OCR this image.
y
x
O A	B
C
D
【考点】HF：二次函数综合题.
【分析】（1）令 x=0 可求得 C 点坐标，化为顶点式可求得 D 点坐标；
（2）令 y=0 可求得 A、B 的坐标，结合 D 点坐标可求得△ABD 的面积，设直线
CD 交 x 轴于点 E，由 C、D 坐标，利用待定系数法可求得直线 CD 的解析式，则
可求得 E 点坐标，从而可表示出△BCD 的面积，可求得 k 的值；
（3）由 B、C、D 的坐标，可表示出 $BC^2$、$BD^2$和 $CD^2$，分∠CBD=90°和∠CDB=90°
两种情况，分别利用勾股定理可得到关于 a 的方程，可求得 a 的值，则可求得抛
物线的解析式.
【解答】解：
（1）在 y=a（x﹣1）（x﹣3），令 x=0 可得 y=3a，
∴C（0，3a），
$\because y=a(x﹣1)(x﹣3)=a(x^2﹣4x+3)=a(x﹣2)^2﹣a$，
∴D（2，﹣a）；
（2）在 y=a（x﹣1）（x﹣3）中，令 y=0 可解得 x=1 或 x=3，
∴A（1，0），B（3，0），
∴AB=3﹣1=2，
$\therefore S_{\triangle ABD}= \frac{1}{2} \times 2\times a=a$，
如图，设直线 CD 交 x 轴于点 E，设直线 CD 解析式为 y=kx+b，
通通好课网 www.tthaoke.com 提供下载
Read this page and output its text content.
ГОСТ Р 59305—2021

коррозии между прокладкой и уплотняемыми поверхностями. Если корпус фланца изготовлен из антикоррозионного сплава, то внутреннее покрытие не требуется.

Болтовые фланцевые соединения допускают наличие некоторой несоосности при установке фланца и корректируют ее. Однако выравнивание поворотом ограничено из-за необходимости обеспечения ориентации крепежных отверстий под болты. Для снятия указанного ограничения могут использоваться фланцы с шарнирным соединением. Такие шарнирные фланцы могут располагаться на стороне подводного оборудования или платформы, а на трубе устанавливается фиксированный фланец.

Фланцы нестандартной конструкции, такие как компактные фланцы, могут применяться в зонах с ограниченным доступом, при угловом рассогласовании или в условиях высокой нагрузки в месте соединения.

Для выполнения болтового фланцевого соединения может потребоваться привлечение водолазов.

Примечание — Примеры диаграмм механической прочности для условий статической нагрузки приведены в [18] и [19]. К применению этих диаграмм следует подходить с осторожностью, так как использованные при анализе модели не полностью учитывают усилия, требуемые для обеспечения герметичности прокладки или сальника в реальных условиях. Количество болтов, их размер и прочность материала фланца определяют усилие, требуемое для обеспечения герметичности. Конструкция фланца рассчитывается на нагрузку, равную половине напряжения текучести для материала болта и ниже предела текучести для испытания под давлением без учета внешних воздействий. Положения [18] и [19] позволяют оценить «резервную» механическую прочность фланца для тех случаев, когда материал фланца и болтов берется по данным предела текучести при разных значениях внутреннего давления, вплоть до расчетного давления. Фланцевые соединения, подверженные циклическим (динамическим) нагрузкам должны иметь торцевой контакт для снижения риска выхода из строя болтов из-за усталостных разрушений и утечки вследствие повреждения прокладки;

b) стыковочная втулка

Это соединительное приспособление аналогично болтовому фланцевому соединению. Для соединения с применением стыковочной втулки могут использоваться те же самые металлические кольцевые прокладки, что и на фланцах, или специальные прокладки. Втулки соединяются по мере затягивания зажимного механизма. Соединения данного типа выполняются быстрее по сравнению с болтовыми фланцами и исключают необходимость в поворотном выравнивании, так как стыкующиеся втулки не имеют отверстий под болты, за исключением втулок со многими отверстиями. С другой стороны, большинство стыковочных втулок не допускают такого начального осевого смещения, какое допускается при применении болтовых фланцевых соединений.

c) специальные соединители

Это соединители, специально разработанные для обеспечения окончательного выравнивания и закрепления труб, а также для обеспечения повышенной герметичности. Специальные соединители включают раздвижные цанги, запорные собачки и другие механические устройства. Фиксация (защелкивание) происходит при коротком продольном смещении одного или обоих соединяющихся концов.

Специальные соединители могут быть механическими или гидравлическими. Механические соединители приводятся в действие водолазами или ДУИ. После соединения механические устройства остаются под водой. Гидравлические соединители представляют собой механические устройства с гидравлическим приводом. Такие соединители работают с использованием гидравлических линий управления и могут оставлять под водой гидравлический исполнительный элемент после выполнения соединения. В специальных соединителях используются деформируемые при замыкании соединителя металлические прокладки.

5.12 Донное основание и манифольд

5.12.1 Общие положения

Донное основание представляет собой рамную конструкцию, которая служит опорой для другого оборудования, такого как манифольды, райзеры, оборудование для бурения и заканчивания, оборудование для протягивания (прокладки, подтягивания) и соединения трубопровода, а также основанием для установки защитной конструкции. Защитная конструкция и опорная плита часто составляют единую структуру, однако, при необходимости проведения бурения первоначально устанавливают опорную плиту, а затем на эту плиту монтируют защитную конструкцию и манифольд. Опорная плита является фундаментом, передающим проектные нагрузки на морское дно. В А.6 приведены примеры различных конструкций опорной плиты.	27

------------------------------------------------------------------------

(Problem)
Reproduce the full listing above, character for character.

(Complete output)
OCR this image.
y
x
O A	B
C
D
【考点】HF：二次函数综合题.
【分析】（1）令 x=0 可求得 C 点坐标，化为顶点式可求得 D 点坐标；
（2）令 y=0 可求得 A、B 的坐标，结合 D 点坐标可求得△ABD 的面积，设直线
CD 交 x 轴于点 E，由 C、D 坐标，利用待定系数法可求得直线 CD 的解析式，则
可求得 E 点坐标，从而可表示出△BCD 的面积，可求得 k 的值；
（3）由 B、C、D 的坐标，可表示出 $BC^2$、$BD^2$和 $CD^2$，分∠CBD=90°和∠CDB=90°
两种情况，分别利用勾股定理可得到关于 a 的方程，可求得 a 的值，则可求得抛
物线的解析式.
【解答】解：
（1）在 y=a（x﹣1）（x﹣3），令 x=0 可得 y=3a，
∴C（0，3a），
$\because y=a(x﹣1)(x﹣3)=a(x^2﹣4x+3)=a(x﹣2)^2﹣a$，
∴D（2，﹣a）；
（2）在 y=a（x﹣1）（x﹣3）中，令 y=0 可解得 x=1 或 x=3，
∴A（1，0），B（3，0），
∴AB=3﹣1=2，
$\therefore S_{\triangle ABD}= \frac{1}{2} \times 2\times a=a$，
如图，设直线 CD 交 x 轴于点 E，设直线 CD 解析式为 y=kx+b，
通通好课网 www.tthaoke.com 提供下载
Read this page and output its text content.
ГОСТ Р 59305—2021

коррозии между прокладкой и уплотняемыми поверхностями. Если корпус фланца изготовлен из антикоррозионного сплава, то внутреннее покрытие не требуется.

Болтовые фланцевые соединения допускают наличие некоторой несоосности при установке фланца и корректируют ее. Однако выравнивание поворотом ограничено из-за необходимости обеспечения ориентации крепежных отверстий под болты. Для снятия указанного ограничения могут использоваться фланцы с шарнирным соединением. Такие шарнирные фланцы могут располагаться на стороне подводного оборудования или платформы, а на трубе устанавливается фиксированный фланец.

Фланцы нестандартной конструкции, такие как компактные фланцы, могут применяться в зонах с ограниченным доступом, при угловом рассогласовании или в условиях высокой нагрузки в месте соединения.

Для выполнения болтового фланцевого соединения может потребоваться привлечение водолазов.

Примечание — Примеры диаграмм механической прочности для условий статической нагрузки приведены в [18] и [19]. К применению этих диаграмм следует подходить с осторожностью, так как использованные при анализе модели не полностью учитывают усилия, требуемые для обеспечения герметичности прокладки или сальника в реальных условиях. Количество болтов, их размер и прочность материала фланца определяют усилие, требуемое для обеспечения герметичности. Конструкция фланца рассчитывается на нагрузку, равную половине напряжения текучести для материала болта и ниже предела текучести для испытания под давлением без учета внешних воздействий. Положения [18] и [19] позволяют оценить «резервную» механическую прочность фланца для тех случаев, когда материал фланца и болтов берется по данным предела текучести при разных значениях внутреннего давления, вплоть до расчетного давления. Фланцевые соединения, подверженные циклическим (динамическим) нагрузкам должны иметь торцевой контакт для снижения риска выхода из строя болтов из-за усталостных разрушений и утечки вследствие повреждения прокладки;

b) стыковочная втулка

Это соединительное приспособление аналогично болтовому фланцевому соединению. Для соединения с применением стыковочной втулки могут использоваться те же самые металлические кольцевые прокладки, что и на фланцах, или специальные прокладки. Втулки соединяются по мере затягивания зажимного механизма. Соединения данного типа выполняются быстрее по сравнению с болтовыми фланцами и исключают необходимость в поворотном выравнивании, так как стыкующиеся втулки не имеют отверстий под болты, за исключением втулок со многими отверстиями. С другой стороны, большинство стыковочных втулок не допускают такого начального осевого смещения, какое допускается при применении болтовых фланцевых соединений.

c) специальные соединители

Это соединители, специально разработанные для обеспечения окончательного выравнивания и закрепления труб, а также для обеспечения повышенной герметичности. Специальные соединители включают раздвижные цанги, запорные собачки и другие механические устройства. Фиксация (защелкивание) происходит при коротком продольном смещении одного или обоих соединяющихся концов.

Специальные соединители могут быть механическими или гидравлическими. Механические соединители приводятся в действие водолазами или ДУИ. После соединения механические устройства остаются под водой. Гидравлические соединители представляют собой механические устройства с гидравлическим приводом. Такие соединители работают с использованием гидравлических линий управления и могут оставлять под водой гидравлический исполнительный элемент после выполнения соединения. В специальных соединителях используются деформируемые при замыкании соединителя металлические прокладки.

5.12 Донное основание и манифольд

5.12.1 Общие положения

Донное основание представляет собой рамную конструкцию, которая служит опорой для другого оборудования, такого как манифольды, райзеры, оборудование для бурения и заканчивания, оборудование для протягивания (прокладки, подтягивания) и соединения трубопровода, а также основанием для установки защитной конструкции. Защитная конструкция и опорная плита часто составляют единую структуру, однако, при необходимости проведения бурения первоначально устанавливают опорную плиту, а затем на эту плиту монтируют защитную конструкцию и манифольд. Опорная плита является фундаментом, передающим проектные нагрузки на морское дно. В А.6 приведены примеры различных конструкций опорной плиты.	27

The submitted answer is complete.